==== Records provided ====

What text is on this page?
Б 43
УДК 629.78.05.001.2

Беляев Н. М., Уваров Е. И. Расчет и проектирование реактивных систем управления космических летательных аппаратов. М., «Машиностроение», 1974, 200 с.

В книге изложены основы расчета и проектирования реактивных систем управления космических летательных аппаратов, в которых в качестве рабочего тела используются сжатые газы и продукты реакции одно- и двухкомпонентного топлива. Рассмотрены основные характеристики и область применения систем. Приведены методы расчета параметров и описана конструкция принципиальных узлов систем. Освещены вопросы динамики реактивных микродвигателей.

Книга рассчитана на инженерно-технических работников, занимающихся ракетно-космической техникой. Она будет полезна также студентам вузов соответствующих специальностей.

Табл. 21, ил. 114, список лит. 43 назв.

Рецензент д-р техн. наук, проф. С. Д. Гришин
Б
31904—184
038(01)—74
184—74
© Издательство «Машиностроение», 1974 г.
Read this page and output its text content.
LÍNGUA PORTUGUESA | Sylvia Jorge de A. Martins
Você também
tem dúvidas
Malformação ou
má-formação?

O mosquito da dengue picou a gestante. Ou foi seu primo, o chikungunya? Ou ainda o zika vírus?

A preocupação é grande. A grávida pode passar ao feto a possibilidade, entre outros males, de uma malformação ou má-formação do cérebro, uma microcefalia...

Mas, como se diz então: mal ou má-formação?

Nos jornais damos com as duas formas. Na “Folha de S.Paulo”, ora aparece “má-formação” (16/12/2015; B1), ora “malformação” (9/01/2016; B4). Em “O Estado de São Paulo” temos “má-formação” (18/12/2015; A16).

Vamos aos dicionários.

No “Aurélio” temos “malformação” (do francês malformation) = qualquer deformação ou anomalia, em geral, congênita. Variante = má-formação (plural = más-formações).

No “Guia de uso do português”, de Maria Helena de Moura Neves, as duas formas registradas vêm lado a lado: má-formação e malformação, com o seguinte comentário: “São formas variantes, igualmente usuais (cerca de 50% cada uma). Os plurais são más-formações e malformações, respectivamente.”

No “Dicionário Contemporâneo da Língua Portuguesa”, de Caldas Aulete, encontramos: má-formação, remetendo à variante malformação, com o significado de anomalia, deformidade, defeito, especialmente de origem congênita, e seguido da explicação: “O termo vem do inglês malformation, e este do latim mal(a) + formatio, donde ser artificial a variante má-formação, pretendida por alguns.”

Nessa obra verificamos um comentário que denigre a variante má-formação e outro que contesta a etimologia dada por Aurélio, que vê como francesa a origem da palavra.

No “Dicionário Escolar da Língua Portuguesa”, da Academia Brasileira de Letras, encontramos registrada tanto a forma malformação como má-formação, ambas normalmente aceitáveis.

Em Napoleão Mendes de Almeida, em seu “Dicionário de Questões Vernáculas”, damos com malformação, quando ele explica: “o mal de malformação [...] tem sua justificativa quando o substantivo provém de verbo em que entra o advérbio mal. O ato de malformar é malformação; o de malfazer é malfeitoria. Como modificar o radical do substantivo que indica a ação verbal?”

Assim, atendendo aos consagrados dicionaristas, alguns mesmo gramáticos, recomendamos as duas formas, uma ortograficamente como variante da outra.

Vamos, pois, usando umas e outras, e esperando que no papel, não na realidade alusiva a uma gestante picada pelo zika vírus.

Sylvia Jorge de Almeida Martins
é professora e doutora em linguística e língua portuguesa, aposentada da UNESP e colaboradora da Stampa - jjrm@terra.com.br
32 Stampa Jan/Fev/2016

====
==== Records provided ====

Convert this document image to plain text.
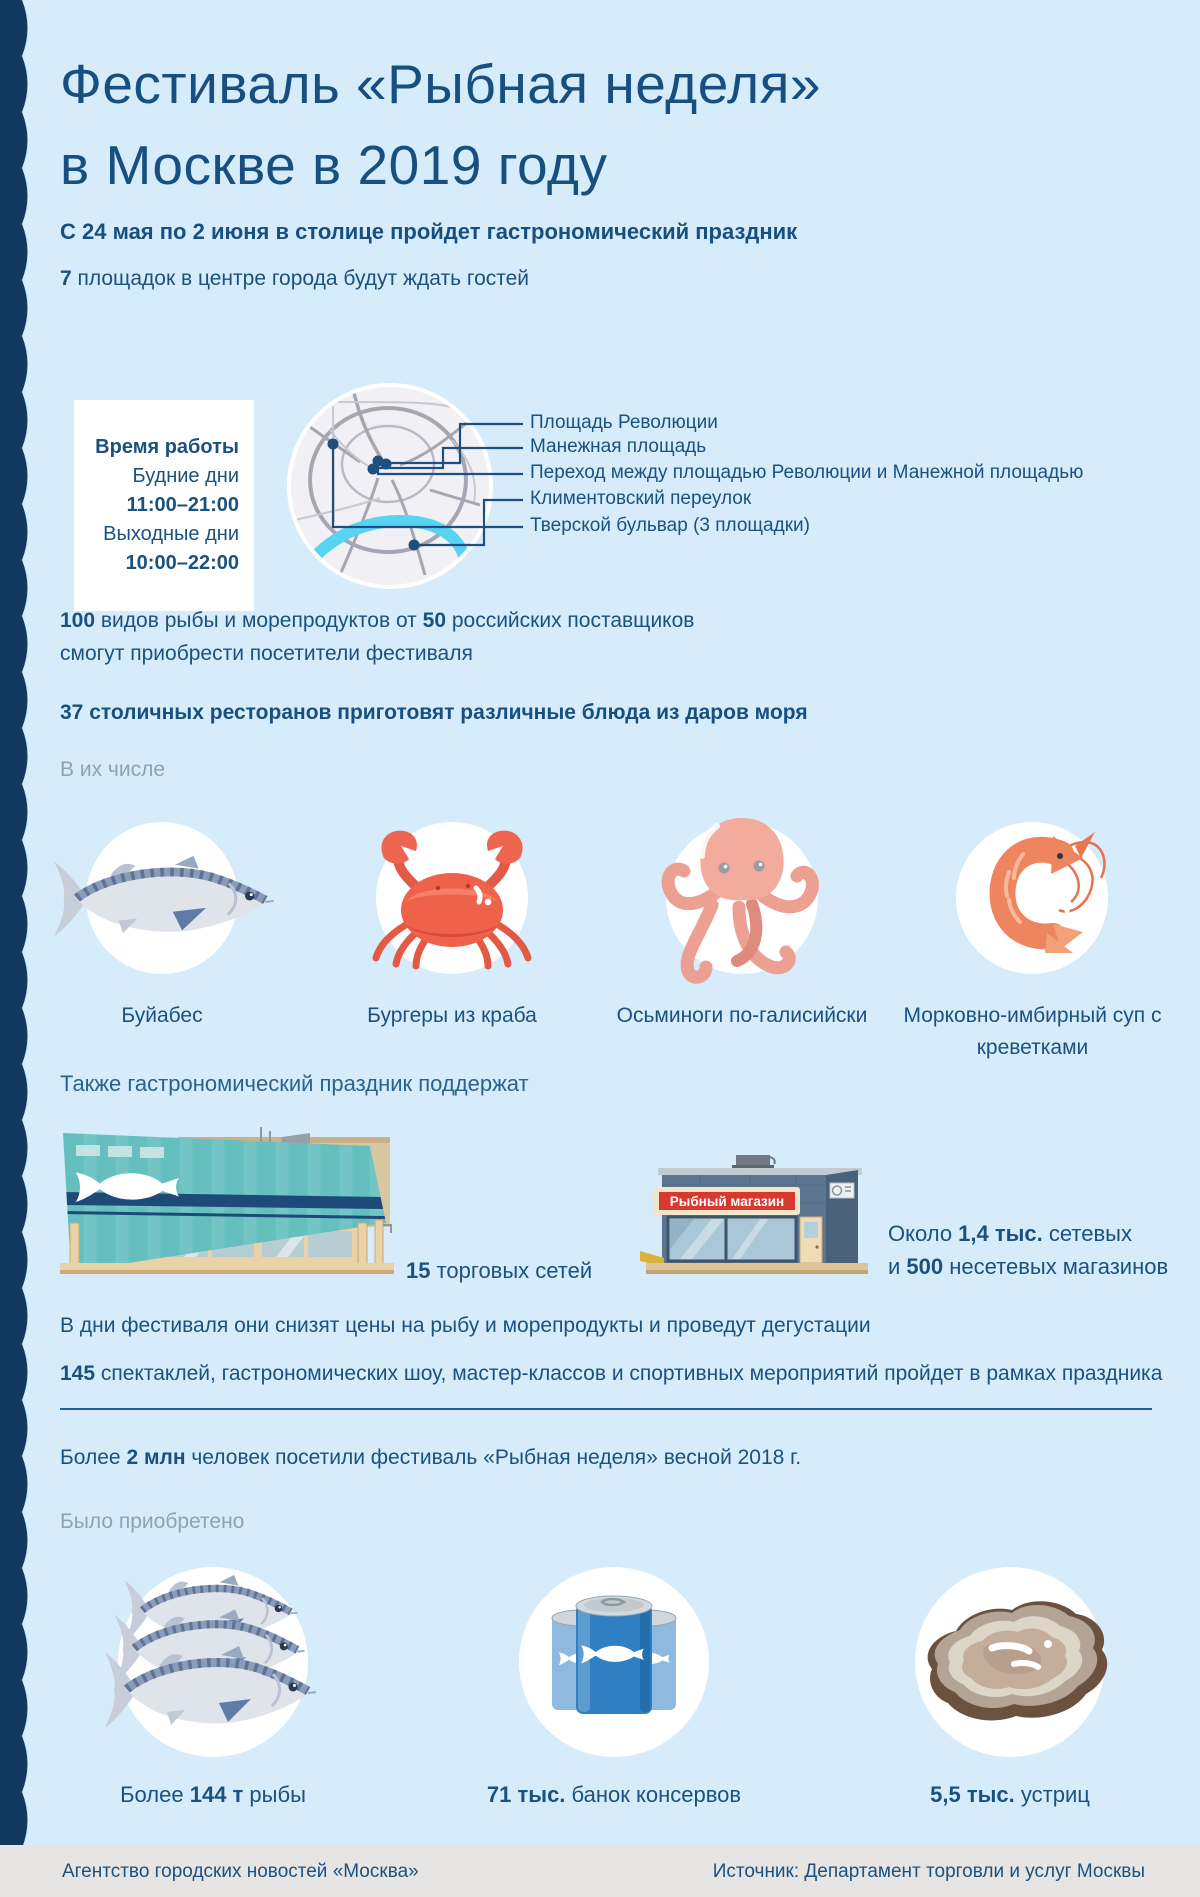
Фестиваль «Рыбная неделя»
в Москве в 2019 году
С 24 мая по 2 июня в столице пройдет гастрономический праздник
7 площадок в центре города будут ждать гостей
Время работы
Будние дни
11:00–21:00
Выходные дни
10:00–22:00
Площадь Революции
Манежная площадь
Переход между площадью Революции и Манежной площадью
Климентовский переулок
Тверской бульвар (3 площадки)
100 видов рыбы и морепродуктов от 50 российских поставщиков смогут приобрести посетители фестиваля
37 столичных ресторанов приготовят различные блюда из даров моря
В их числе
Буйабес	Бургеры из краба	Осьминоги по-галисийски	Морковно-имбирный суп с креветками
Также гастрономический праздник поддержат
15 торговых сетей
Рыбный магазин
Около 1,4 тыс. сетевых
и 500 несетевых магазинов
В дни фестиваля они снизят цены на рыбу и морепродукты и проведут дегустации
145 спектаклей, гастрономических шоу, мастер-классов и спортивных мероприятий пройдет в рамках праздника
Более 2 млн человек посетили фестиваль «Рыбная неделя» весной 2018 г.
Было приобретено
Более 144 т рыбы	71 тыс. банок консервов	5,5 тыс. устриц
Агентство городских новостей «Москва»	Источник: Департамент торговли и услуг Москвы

====
==== Records provided ====

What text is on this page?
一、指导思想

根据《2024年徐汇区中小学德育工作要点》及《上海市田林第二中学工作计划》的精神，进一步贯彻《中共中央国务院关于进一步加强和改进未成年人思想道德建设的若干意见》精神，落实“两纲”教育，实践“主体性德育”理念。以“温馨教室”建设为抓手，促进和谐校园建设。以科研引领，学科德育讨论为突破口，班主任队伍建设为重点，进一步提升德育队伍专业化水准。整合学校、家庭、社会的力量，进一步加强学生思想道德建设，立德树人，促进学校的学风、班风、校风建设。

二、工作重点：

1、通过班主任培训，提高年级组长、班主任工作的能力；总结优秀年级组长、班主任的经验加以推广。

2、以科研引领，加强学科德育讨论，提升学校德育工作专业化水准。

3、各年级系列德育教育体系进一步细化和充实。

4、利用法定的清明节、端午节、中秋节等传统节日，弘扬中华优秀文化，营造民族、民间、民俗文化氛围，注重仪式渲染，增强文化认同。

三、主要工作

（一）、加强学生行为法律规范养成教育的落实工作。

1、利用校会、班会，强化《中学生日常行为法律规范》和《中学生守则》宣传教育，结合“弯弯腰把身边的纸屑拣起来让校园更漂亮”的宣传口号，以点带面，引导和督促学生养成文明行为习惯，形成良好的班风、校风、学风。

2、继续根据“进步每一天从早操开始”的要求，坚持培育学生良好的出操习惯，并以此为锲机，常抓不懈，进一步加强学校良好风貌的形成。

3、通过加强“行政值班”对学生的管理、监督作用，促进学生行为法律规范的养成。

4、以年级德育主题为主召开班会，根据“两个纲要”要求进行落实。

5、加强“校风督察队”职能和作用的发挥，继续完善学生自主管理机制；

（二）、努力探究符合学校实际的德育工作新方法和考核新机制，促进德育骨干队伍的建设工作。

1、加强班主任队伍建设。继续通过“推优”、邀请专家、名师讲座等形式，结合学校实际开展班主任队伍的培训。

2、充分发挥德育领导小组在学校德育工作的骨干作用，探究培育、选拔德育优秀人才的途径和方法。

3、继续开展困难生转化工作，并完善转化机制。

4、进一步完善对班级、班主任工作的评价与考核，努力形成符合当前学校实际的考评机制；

====

▸ Request: Extract, from the material above, each line holding the word "Aurélio".

▸ Final answer:
No “Aurélio” temos “malformação” (do francês malformation) = qualquer deformação ou anomalia, em geral, congênita. Variante = má-formação (plural = más-formações).
Nessa obra verificamos um comentário que denigre a variante má-formação e outro que contesta a etimologia dada por Aurélio, que vê como francesa a origem da palavra.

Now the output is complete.